_The exercise:_ The lines to be extracted begin at the line containing "What does this" and end at the last line of the data below; copy them exactly and leave out the pictures.

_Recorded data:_
---
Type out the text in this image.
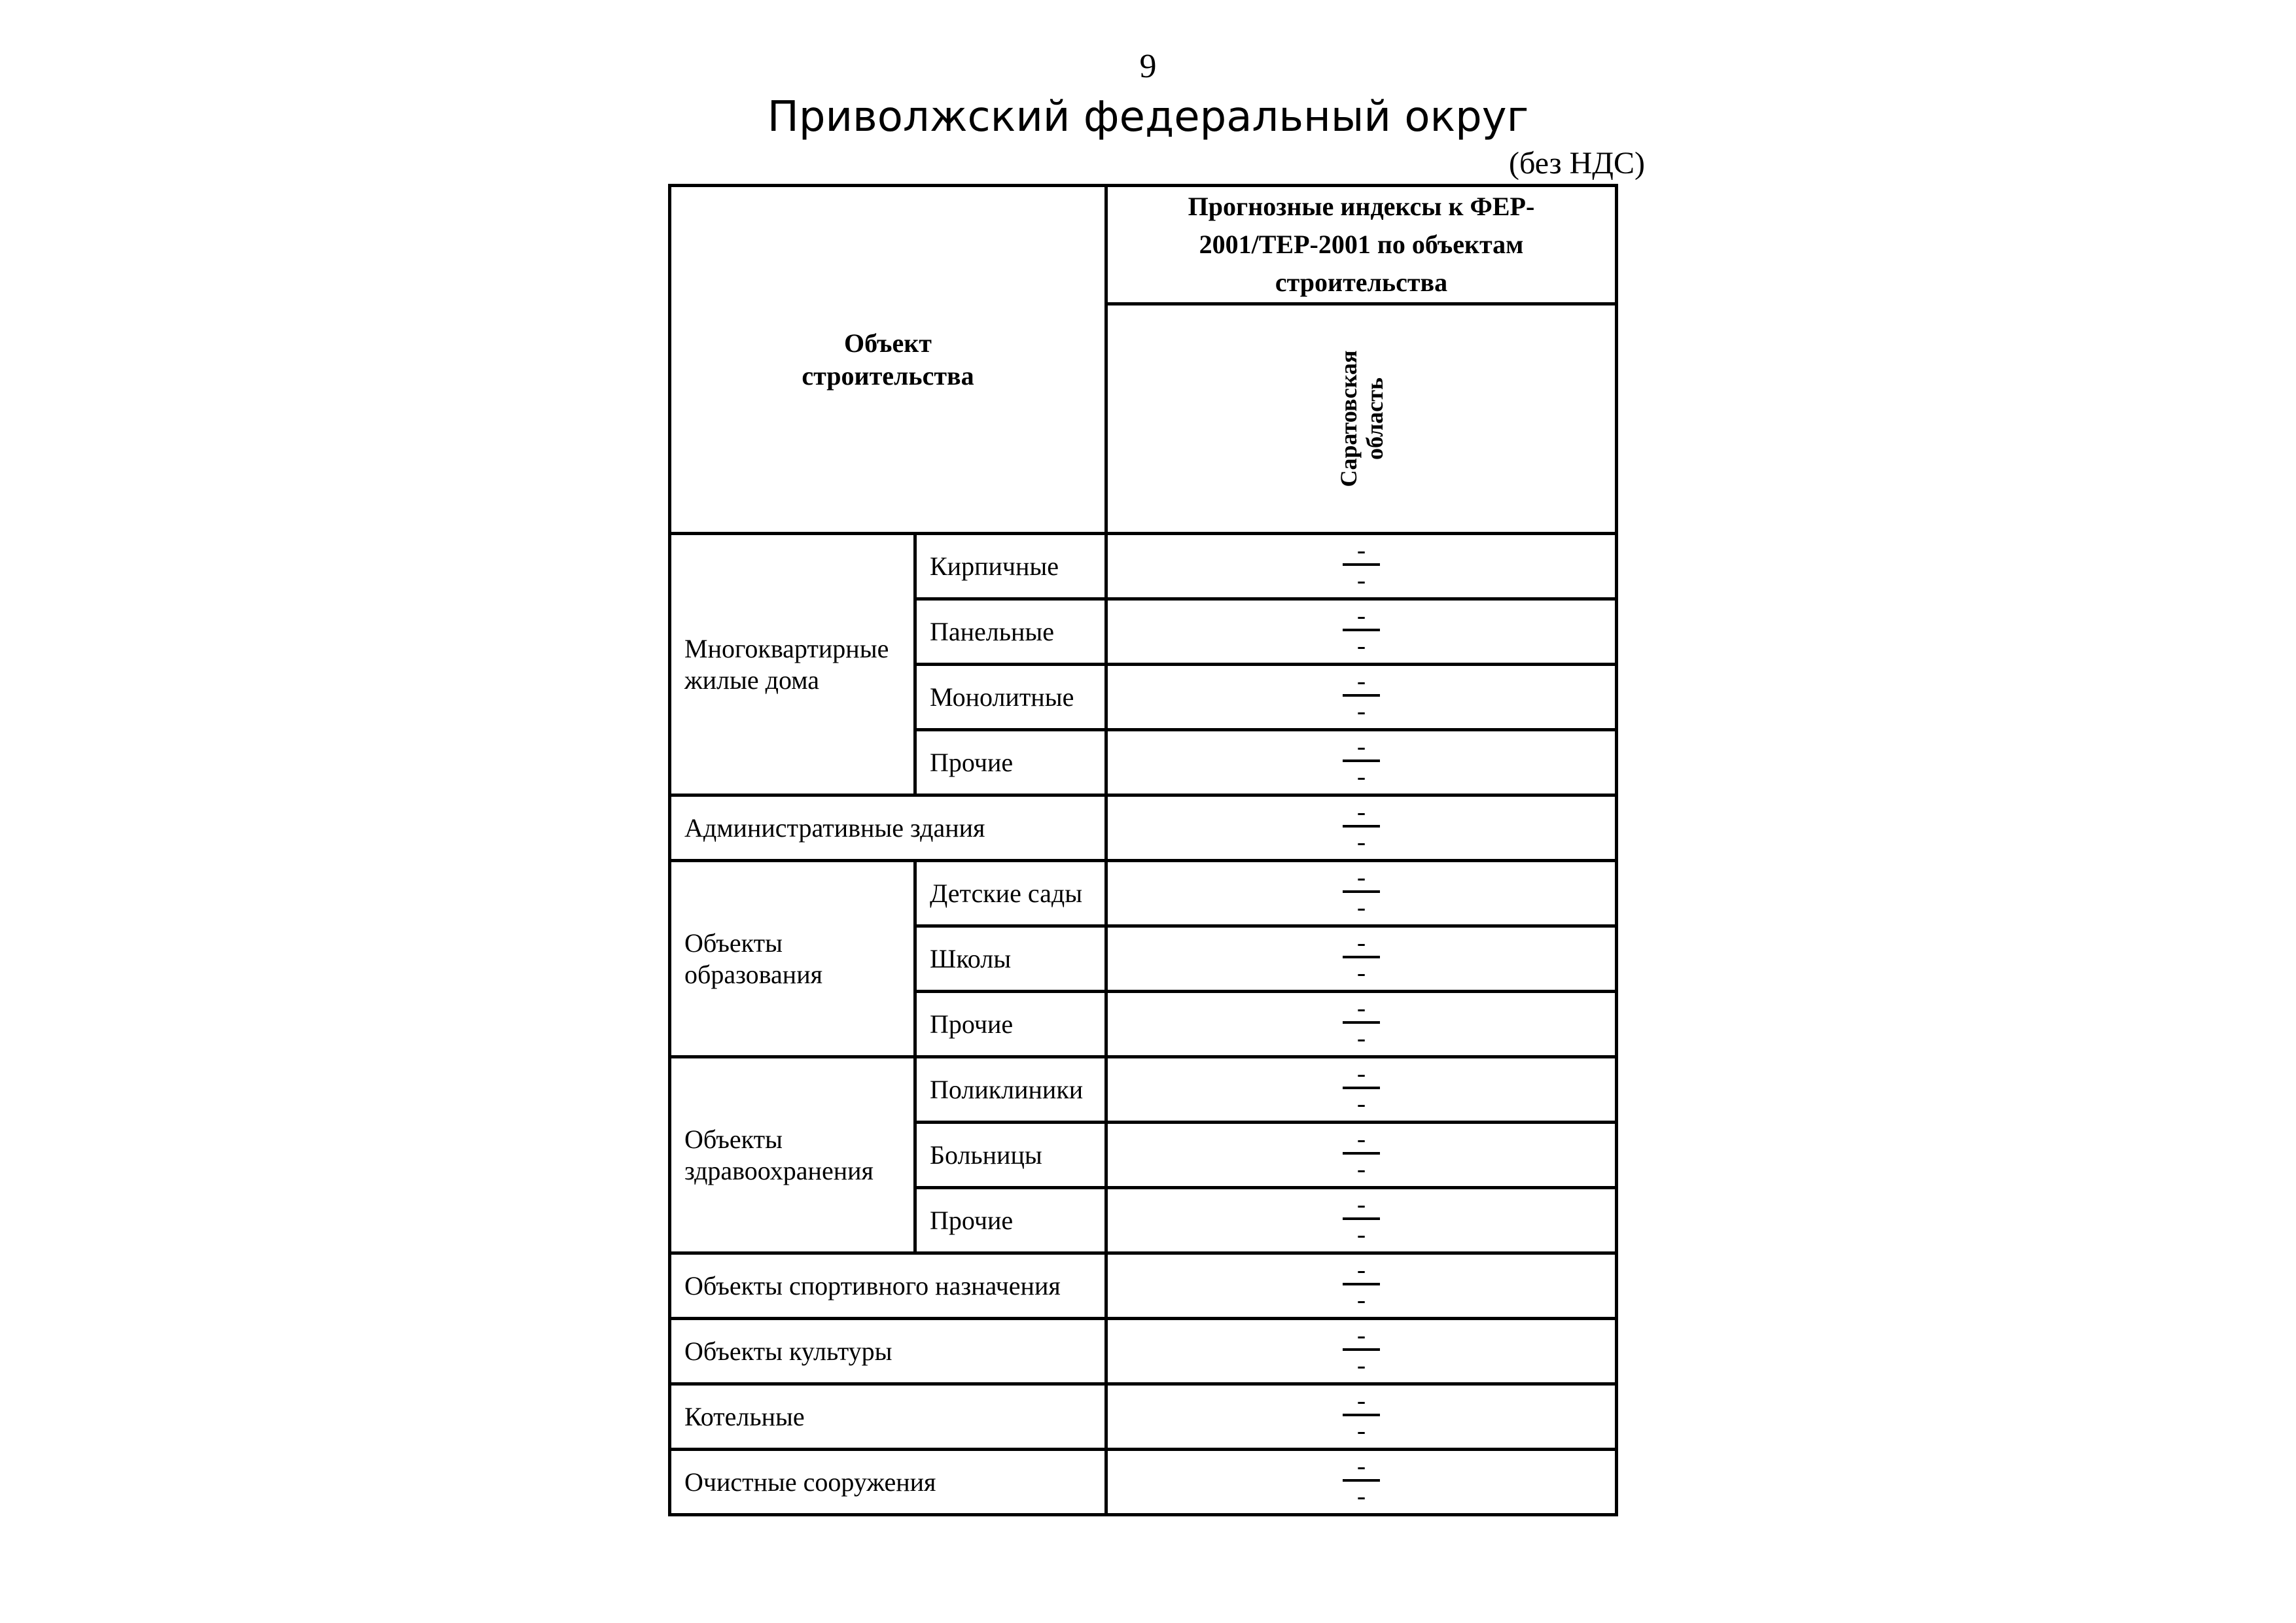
9
Приволжский федеральный округ
(без НДС)
Объект
строительства		Прогнозные индексы к ФЕР-
2001/ТЕР-2001 по объектам
строительства

		Саратовская
область

Многоквартирные
жилые дома	Кирпичные	$\frac{-}{-}$

	Панельные	$\frac{-}{-}$

	Монолитные	$\frac{-}{-}$

	Прочие	$\frac{-}{-}$

Административные здания		$\frac{-}{-}$

Объекты
образования	Детские сады	$\frac{-}{-}$

	Школы	$\frac{-}{-}$

	Прочие	$\frac{-}{-}$

Объекты
здравоохранения	Поликлиники	$\frac{-}{-}$

	Больницы	$\frac{-}{-}$

	Прочие	$\frac{-}{-}$

Объекты спортивного назначения		$\frac{-}{-}$

Объекты культуры		$\frac{-}{-}$

Котельные		$\frac{-}{-}$

Очистные сооружения		$\frac{-}{-}$
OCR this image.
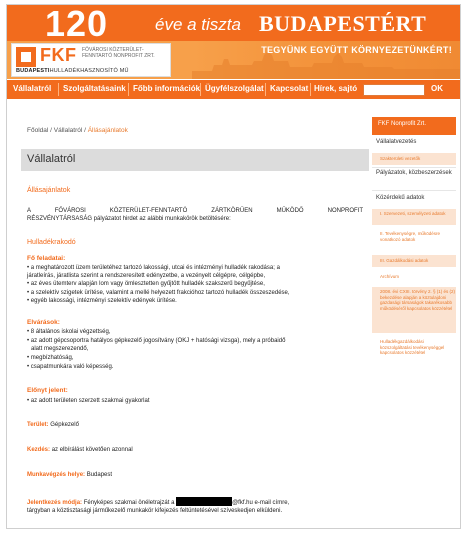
120	éve a tiszta BUDAPESTÉRT
FKF FŐVÁROSI KÖZTERÜLET-FENNTARTÓ NONPROFIT ZRT.
BUDAPESTIHULLADÉKHASZNOSÍTÓ MŰ
TEGYÜNK EGYÜTT KÖRNYEZETÜNKÉRT!
Vállalatról Szolgáltatásaink Főbb információk Ügyfélszolgálat Kapcsolat Hírek, sajtó	OK
Főoldal / Vállalatról / Állásajánlatok
Vállalatról
Állásajánlatok
A FŐVÁROSI KÖZTERÜLET-FENNTARTÓ ZÁRTKÖRŰEN MŰKÖDŐ NONPROFIT
RÉSZVÉNYTÁRSASÁG pályázatot hirdet az alábbi munkakörök betöltésére:
Hulladékrakodó
Fő feladatai:
• a meghatározott üzem területéhez tartozó lakossági, utcai és intézményi hulladék rakodása; a
járatleírás, járatlista szerint a rendszeresített edényzetbe, a vezényelt célgépre, célgépbe,
• az éves ütemterv alapján lom vagy ömlesztetten gyűjtött hulladék szakszerű begyűjtése,
• a szelektív szigetek ürítése, valamint a mellé helyezett frakcióhoz tartozó hulladék összeszedése,
• egyéb lakossági, intézményi szelektív edények ürítése.
Elvárások:
• 8 általános iskolai végzettség,
• az adott gépcsoportra hatályos gépkezelő jogosítvány (OKJ + hatósági vizsga), mely a próbaidő
alatt megszerezendő,
• megbízhatóság,
• csapatmunkára való képesség.
Előnyt jelent:
• az adott területen szerzett szakmai gyakorlat
Terület: Gépkezelő
Kezdés: az elbírálást követően azonnal
Munkavégzés helye: Budapest
Jelentkezés módja: Fényképes szakmai önéletrajzát a	@fkf.hu e-mail címre,
tárgyban a köztisztasági járműkezelő munkakör kifejezés feltüntetésével szíveskedjen elküldeni.
FKF Nonprofit Zrt.
Vállalatvezetés
Szakterületi vezetők
Pályázatok, közbeszerzések
Közérdekű adatok
I. Szervezeti, személyzeti adatok
II. Tevékenységre, működésre vonatkozó adatok
III. Gazdálkodási adatok
Archívum
2008. évi CXIII. törvény 2. § (1) és (2) bekezdése alapján a köztulajdoni gazdasági társaságok takarékosabb működéséről kapcsolatos közzététel
Hulladékgazdálkodási közszolgáltatási tevékenységgel kapcsolatos közzététel
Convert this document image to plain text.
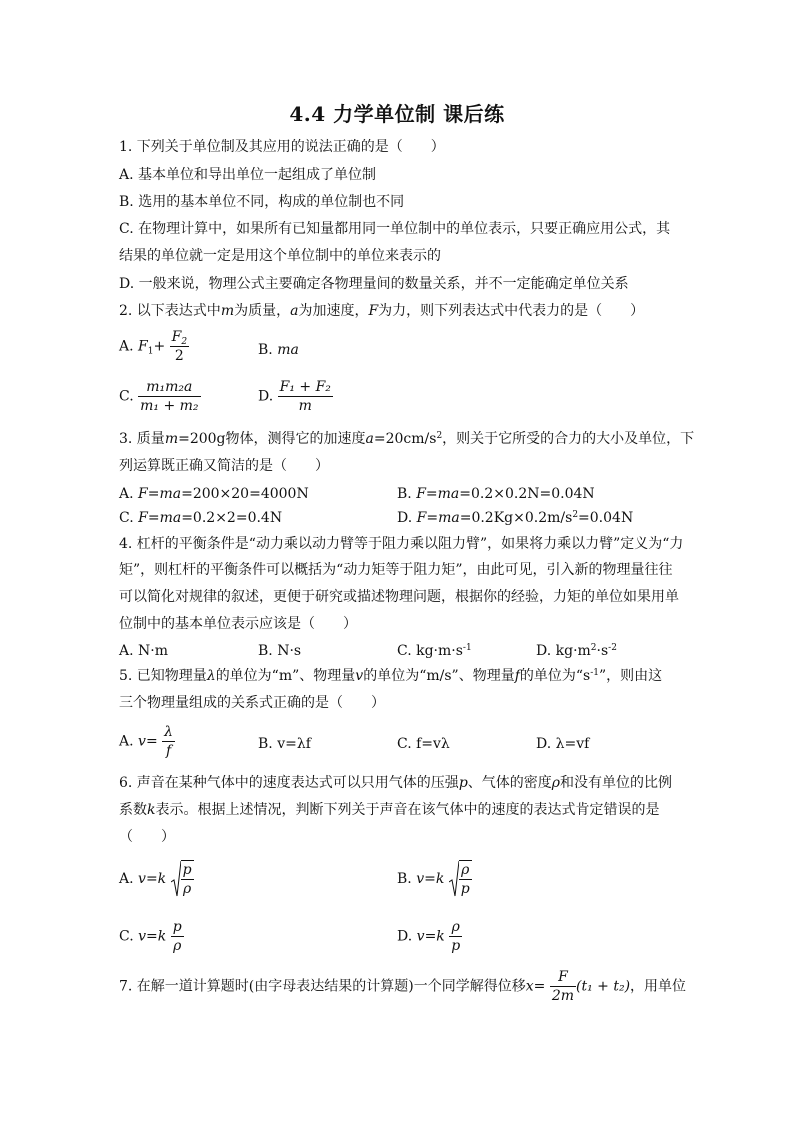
4.4 力学单位制 课后练
1. 下列关于单位制及其应用的说法正确的是（　　）
A. 基本单位和导出单位一起组成了单位制
B. 选用的基本单位不同，构成的单位制也不同
C. 在物理计算中，如果所有已知量都用同一单位制中的单位表示，只要正确应用公式，其
结果的单位就一定是用这个单位制中的单位来表示的
D. 一般来说，物理公式主要确定各物理量间的数量关系，并不一定能确定单位关系
2. 以下表达式中m为质量，a为加速度，F为力，则下列表达式中代表力的是（　　）
A. $F_1+ \frac{F_2}{2}$	B. ma
C. $\frac{\text{m₁m₂a}}{\text{m₁ + m₂}}$	D. $\frac{\text{F₁ + F₂}}{m}$
3. 质量m=200g物体，测得它的加速度$a=20cm/s^2$，则关于它所受的合力的大小及单位，下
列运算既正确又简洁的是（　　）
A. F=ma=200×20=4000N	B. F=ma=0.2×0.2N=0.04N
C. F=ma=0.2×2=0.4N	D. $F=ma=0.2Kg\times 0.2m/s^2=0.04N$
4. 杠杆的平衡条件是“动力乘以动力臂等于阻力乘以阻力臂”，如果将力乘以力臂”定义为“力
矩”，则杠杆的平衡条件可以概括为“动力矩等于阻力矩”，由此可见，引入新的物理量往往
可以简化对规律的叙述，更便于研究或描述物理问题，根据你的经验，力矩的单位如果用单
位制中的基本单位表示应该是（　　）
A. N·m	B. N·s	C. $kg\cdot m\cdot s^{-1}$	D. $kg\cdot m^2\cdot s^{-2}$
5. 已知物理量λ的单位为“m”、物理量v的单位为“m/s”、物理量f的单位为“$s^{-1}$”，则由这
三个物理量组成的关系式正确的是（　　）
A. $v= \frac{\lambda}{f}$	B. v=λf	C. f=vλ	D. λ=vf
6. 声音在某种气体中的速度表达式可以只用气体的压强p、气体的密度ρ和没有单位的比例
系数k表示。根据上述情况，判断下列关于声音在该气体中的速度的表达式肯定错误的是
（　　）
A. $v=k \frac{p}{\rho}$	B. $v=k \frac{\rho}{p}$
C. $v=k \frac{p}{\rho}$	D. $v=k \frac{\rho}{p}$
7. 在解一道计算题时(由字母表达结果的计算题)一个同学解得位移$x= \frac{F}{2m} (t_1 + t_2)$，用单位
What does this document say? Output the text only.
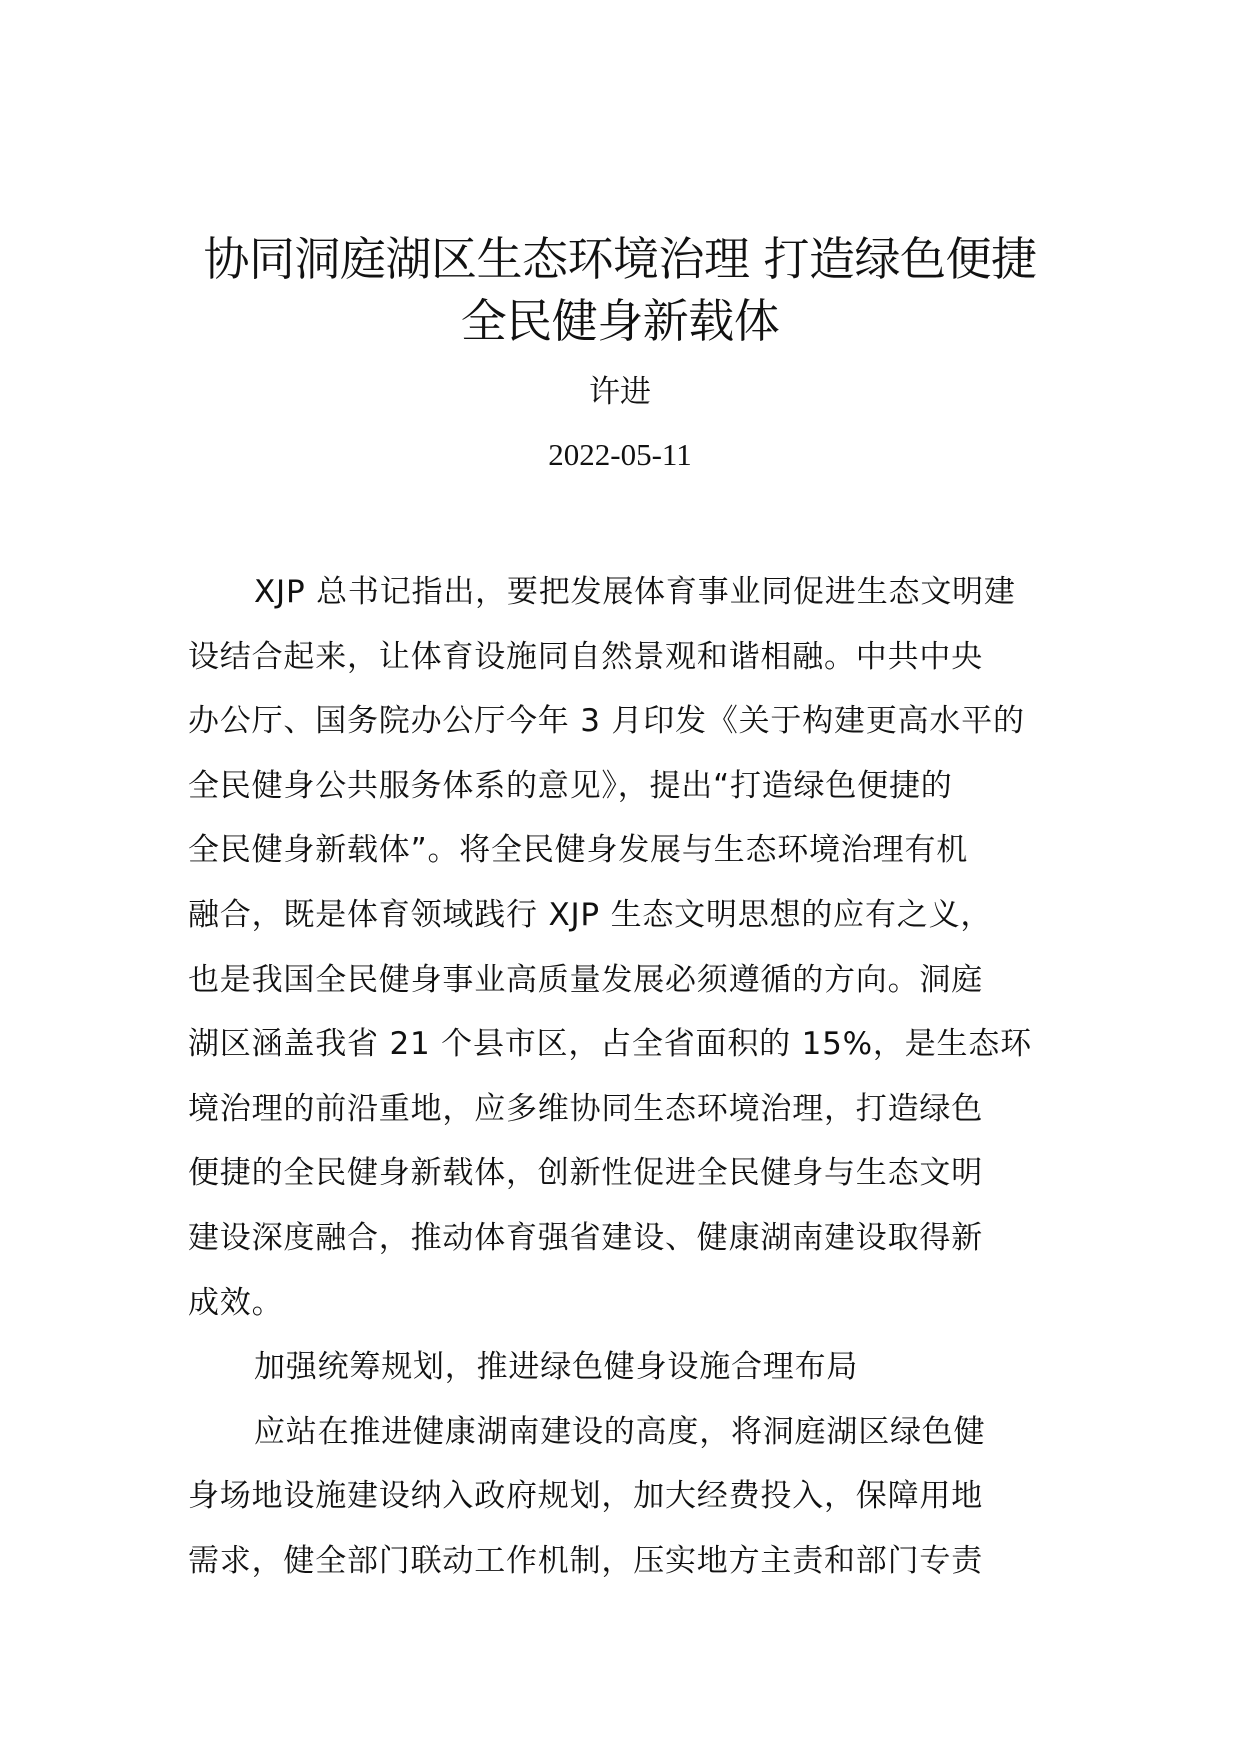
协同洞庭湖区生态环境治理 打造绿色便捷
全民健身新载体
许进
2022-05-11
XJP 总书记指出，要把发展体育事业同促进生态文明建
设结合起来，让体育设施同自然景观和谐相融。中共中央
办公厅、国务院办公厅今年 3 月印发《关于构建更高水平的
全民健身公共服务体系的意见》，提出“打造绿色便捷的
全民健身新载体”。将全民健身发展与生态环境治理有机
融合，既是体育领域践行 XJP 生态文明思想的应有之义，
也是我国全民健身事业高质量发展必须遵循的方向。洞庭
湖区涵盖我省 21 个县市区，占全省面积的 15%，是生态环
境治理的前沿重地，应多维协同生态环境治理，打造绿色
便捷的全民健身新载体，创新性促进全民健身与生态文明
建设深度融合，推动体育强省建设、健康湖南建设取得新
成效。
加强统筹规划，推进绿色健身设施合理布局
应站在推进健康湖南建设的高度，将洞庭湖区绿色健
身场地设施建设纳入政府规划，加大经费投入，保障用地
需求，健全部门联动工作机制，压实地方主责和部门专责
---
_Solution to the problem:_
What does this document say? Output the text only.
协同洞庭湖区生态环境治理 打造绿色便捷
全民健身新载体
许进
2022-05-11
XJP 总书记指出，要把发展体育事业同促进生态文明建
设结合起来，让体育设施同自然景观和谐相融。中共中央
办公厅、国务院办公厅今年 3 月印发《关于构建更高水平的
全民健身公共服务体系的意见》，提出“打造绿色便捷的
全民健身新载体”。将全民健身发展与生态环境治理有机
融合，既是体育领域践行 XJP 生态文明思想的应有之义，
也是我国全民健身事业高质量发展必须遵循的方向。洞庭
湖区涵盖我省 21 个县市区，占全省面积的 15%，是生态环
境治理的前沿重地，应多维协同生态环境治理，打造绿色
便捷的全民健身新载体，创新性促进全民健身与生态文明
建设深度融合，推动体育强省建设、健康湖南建设取得新
成效。
加强统筹规划，推进绿色健身设施合理布局
应站在推进健康湖南建设的高度，将洞庭湖区绿色健
身场地设施建设纳入政府规划，加大经费投入，保障用地
需求，健全部门联动工作机制，压实地方主责和部门专责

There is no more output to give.